» **Set problem**
Every record below should be transcribed exactly. Omit the images.

Collection entries:
════════════════

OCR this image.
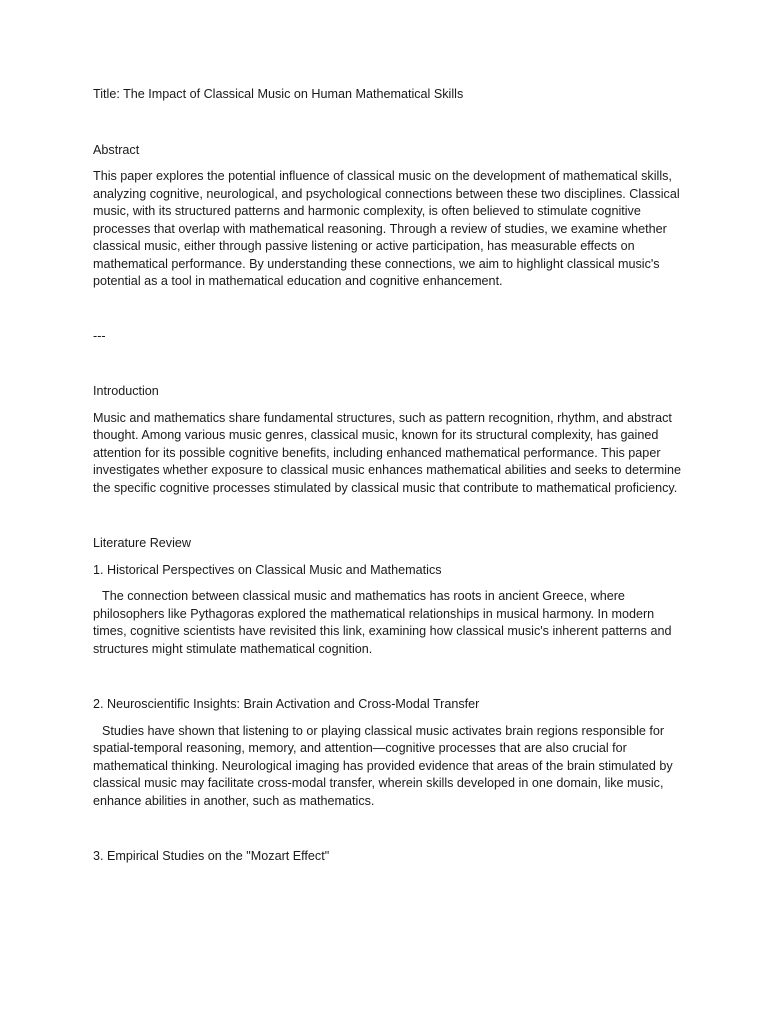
Title: The Impact of Classical Music on Human Mathematical Skills

Abstract

This paper explores the potential influence of classical music on the development of mathematical skills, analyzing cognitive, neurological, and psychological connections between these two disciplines. Classical music, with its structured patterns and harmonic complexity, is often believed to stimulate cognitive processes that overlap with mathematical reasoning. Through a review of studies, we examine whether classical music, either through passive listening or active participation, has measurable effects on mathematical performance. By understanding these connections, we aim to highlight classical music's potential as a tool in mathematical education and cognitive enhancement.

---

Introduction

Music and mathematics share fundamental structures, such as pattern recognition, rhythm, and abstract thought. Among various music genres, classical music, known for its structural complexity, has gained attention for its possible cognitive benefits, including enhanced mathematical performance. This paper investigates whether exposure to classical music enhances mathematical abilities and seeks to determine the specific cognitive processes stimulated by classical music that contribute to mathematical proficiency.

Literature Review

1. Historical Perspectives on Classical Music and Mathematics

The connection between classical music and mathematics has roots in ancient Greece, where philosophers like Pythagoras explored the mathematical relationships in musical harmony. In modern times, cognitive scientists have revisited this link, examining how classical music's inherent patterns and structures might stimulate mathematical cognition.

2. Neuroscientific Insights: Brain Activation and Cross-Modal Transfer

Studies have shown that listening to or playing classical music activates brain regions responsible for spatial-temporal reasoning, memory, and attention—cognitive processes that are also crucial for mathematical thinking. Neurological imaging has provided evidence that areas of the brain stimulated by classical music may facilitate cross-modal transfer, wherein skills developed in one domain, like music, enhance abilities in another, such as mathematics.

3. Empirical Studies on the "Mozart Effect"
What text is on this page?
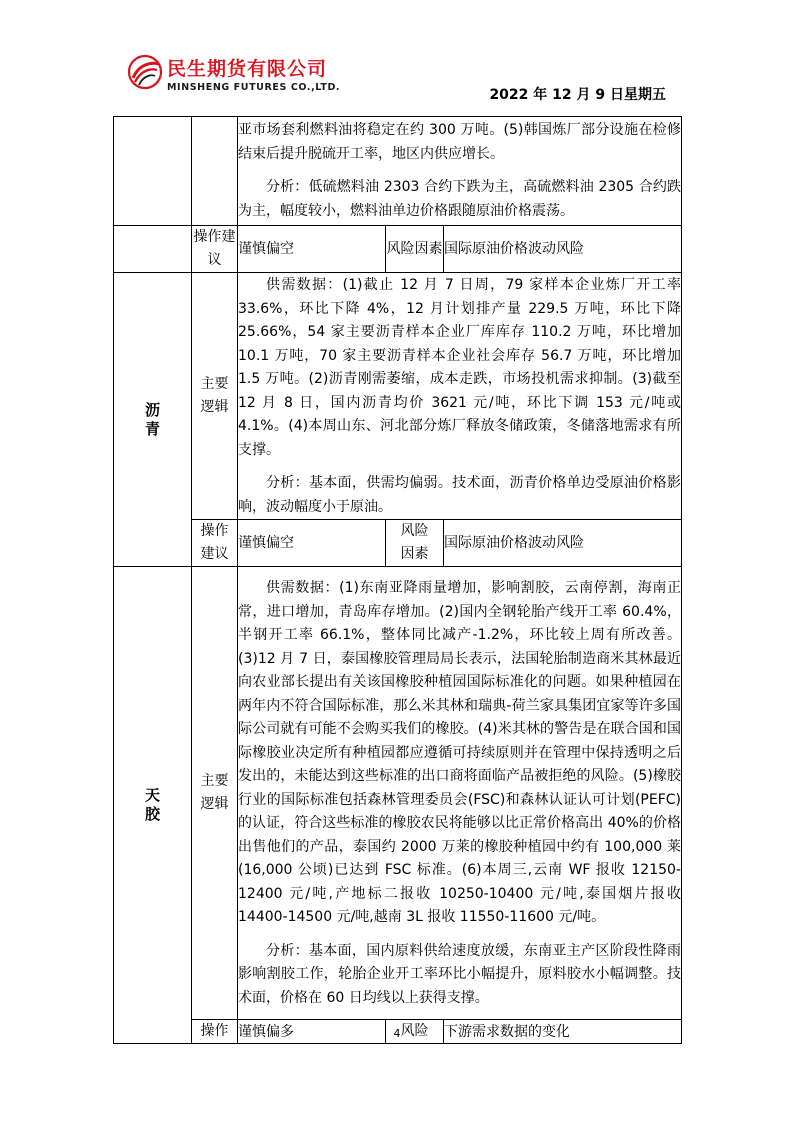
民生期货有限公司
MINSHENG FUTURES CO.,LTD.	2022 年 12 月 9 日星期五

		亚市场套利燃料油将稳定在约 300 万吨。(5)韩国炼厂部分设施在检修结束后提升脱硫开工率，地区内供应增长。

分析：低硫燃料油 2303 合约下跌为主，高硫燃料油 2305 合约跌为主，幅度较小，燃料油单边价格跟随原油价格震荡。		

	操作建议	谨慎偏空	风险因素	国际原油价格波动风险
沥青	主要逻辑	供需数据：(1)截止 12 月 7 日周，79 家样本企业炼厂开工率 33.6%，环比下降 4%，12 月计划排产量 229.5 万吨，环比下降 25.66%，54 家主要沥青样本企业厂库库存 110.2 万吨，环比增加 10.1 万吨，70 家主要沥青样本企业社会库存 56.7 万吨，环比增加 1.5 万吨。(2)沥青刚需萎缩，成本走跌，市场投机需求抑制。(3)截至 12 月 8 日，国内沥青均价 3621 元/吨，环比下调 153 元/吨或 4.1%。(4)本周山东、河北部分炼厂释放冬储政策，冬储落地需求有所支撑。

分析：基本面，供需均偏弱。技术面，沥青价格单边受原油价格影响，波动幅度小于原油。		

	操作建议	谨慎偏空	风险因素	国际原油价格波动风险
天胶	主要逻辑	供需数据：(1)东南亚降雨量增加，影响割胶，云南停割，海南正常，进口增加，青岛库存增加。(2)国内全钢轮胎产线开工率 60.4%，半钢开工率 66.1%，整体同比减产-1.2%，环比较上周有所改善。(3)12 月 7 日，泰国橡胶管理局局长表示，法国轮胎制造商米其林最近向农业部长提出有关该国橡胶种植园国际标准化的问题。如果种植园在两年内不符合国际标准，那么米其林和瑞典-荷兰家具集团宜家等许多国际公司就有可能不会购买我们的橡胶。(4)米其林的警告是在联合国和国际橡胶业决定所有种植园都应遵循可持续原则并在管理中保持透明之后发出的，未能达到这些标准的出口商将面临产品被拒绝的风险。(5)橡胶行业的国际标准包括森林管理委员会(FSC)和森林认证认可计划(PEFC)的认证，符合这些标准的橡胶农民将能够以比正常价格高出 40%的价格出售他们的产品，泰国约 2000 万莱的橡胶种植园中约有 100,000 莱(16,000 公顷)已达到 FSC 标准。(6)本周三,云南 WF 报收 12150-12400 元/吨,产地标二报收 10250-10400 元/吨,泰国烟片报收 14400-14500 元/吨,越南 3L 报收 11550-11600 元/吨。

分析：基本面，国内原料供给速度放缓，东南亚主产区阶段性降雨影响割胶工作，轮胎企业开工率环比小幅提升，原料胶水小幅调整。技术面，价格在 60 日均线以上获得支撑。		

	操作	谨慎偏多	风险	下游需求数据的变化
4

════════════════

» **Complete response**
OCR this image.
Title: The Impact of Classical Music on Human Mathematical Skills

Abstract

This paper explores the potential influence of classical music on the development of mathematical skills, analyzing cognitive, neurological, and psychological connections between these two disciplines. Classical music, with its structured patterns and harmonic complexity, is often believed to stimulate cognitive processes that overlap with mathematical reasoning. Through a review of studies, we examine whether classical music, either through passive listening or active participation, has measurable effects on mathematical performance. By understanding these connections, we aim to highlight classical music's potential as a tool in mathematical education and cognitive enhancement.

---

Introduction

Music and mathematics share fundamental structures, such as pattern recognition, rhythm, and abstract thought. Among various music genres, classical music, known for its structural complexity, has gained attention for its possible cognitive benefits, including enhanced mathematical performance. This paper investigates whether exposure to classical music enhances mathematical abilities and seeks to determine the specific cognitive processes stimulated by classical music that contribute to mathematical proficiency.

Literature Review

1. Historical Perspectives on Classical Music and Mathematics

The connection between classical music and mathematics has roots in ancient Greece, where philosophers like Pythagoras explored the mathematical relationships in musical harmony. In modern times, cognitive scientists have revisited this link, examining how classical music's inherent patterns and structures might stimulate mathematical cognition.

2. Neuroscientific Insights: Brain Activation and Cross-Modal Transfer

Studies have shown that listening to or playing classical music activates brain regions responsible for spatial-temporal reasoning, memory, and attention—cognitive processes that are also crucial for mathematical thinking. Neurological imaging has provided evidence that areas of the brain stimulated by classical music may facilitate cross-modal transfer, wherein skills developed in one domain, like music, enhance abilities in another, such as mathematics.

3. Empirical Studies on the "Mozart Effect"
What text is on this page?
民生期货有限公司
MINSHENG FUTURES CO.,LTD.	2022 年 12 月 9 日星期五

		亚市场套利燃料油将稳定在约 300 万吨。(5)韩国炼厂部分设施在检修结束后提升脱硫开工率，地区内供应增长。

分析：低硫燃料油 2303 合约下跌为主，高硫燃料油 2305 合约跌为主，幅度较小，燃料油单边价格跟随原油价格震荡。		

	操作建议	谨慎偏空	风险因素	国际原油价格波动风险
沥青	主要逻辑	供需数据：(1)截止 12 月 7 日周，79 家样本企业炼厂开工率 33.6%，环比下降 4%，12 月计划排产量 229.5 万吨，环比下降 25.66%，54 家主要沥青样本企业厂库库存 110.2 万吨，环比增加 10.1 万吨，70 家主要沥青样本企业社会库存 56.7 万吨，环比增加 1.5 万吨。(2)沥青刚需萎缩，成本走跌，市场投机需求抑制。(3)截至 12 月 8 日，国内沥青均价 3621 元/吨，环比下调 153 元/吨或 4.1%。(4)本周山东、河北部分炼厂释放冬储政策，冬储落地需求有所支撑。

分析：基本面，供需均偏弱。技术面，沥青价格单边受原油价格影响，波动幅度小于原油。		

	操作建议	谨慎偏空	风险因素	国际原油价格波动风险
天胶	主要逻辑	供需数据：(1)东南亚降雨量增加，影响割胶，云南停割，海南正常，进口增加，青岛库存增加。(2)国内全钢轮胎产线开工率 60.4%，半钢开工率 66.1%，整体同比减产-1.2%，环比较上周有所改善。(3)12 月 7 日，泰国橡胶管理局局长表示，法国轮胎制造商米其林最近向农业部长提出有关该国橡胶种植园国际标准化的问题。如果种植园在两年内不符合国际标准，那么米其林和瑞典-荷兰家具集团宜家等许多国际公司就有可能不会购买我们的橡胶。(4)米其林的警告是在联合国和国际橡胶业决定所有种植园都应遵循可持续原则并在管理中保持透明之后发出的，未能达到这些标准的出口商将面临产品被拒绝的风险。(5)橡胶行业的国际标准包括森林管理委员会(FSC)和森林认证认可计划(PEFC)的认证，符合这些标准的橡胶农民将能够以比正常价格高出 40%的价格出售他们的产品，泰国约 2000 万莱的橡胶种植园中约有 100,000 莱(16,000 公顷)已达到 FSC 标准。(6)本周三,云南 WF 报收 12150-12400 元/吨,产地标二报收 10250-10400 元/吨,泰国烟片报收 14400-14500 元/吨,越南 3L 报收 11550-11600 元/吨。

分析：基本面，国内原料供给速度放缓，东南亚主产区阶段性降雨影响割胶工作，轮胎企业开工率环比小幅提升，原料胶水小幅调整。技术面，价格在 60 日均线以上获得支撑。		

	操作	谨慎偏多	风险	下游需求数据的变化
4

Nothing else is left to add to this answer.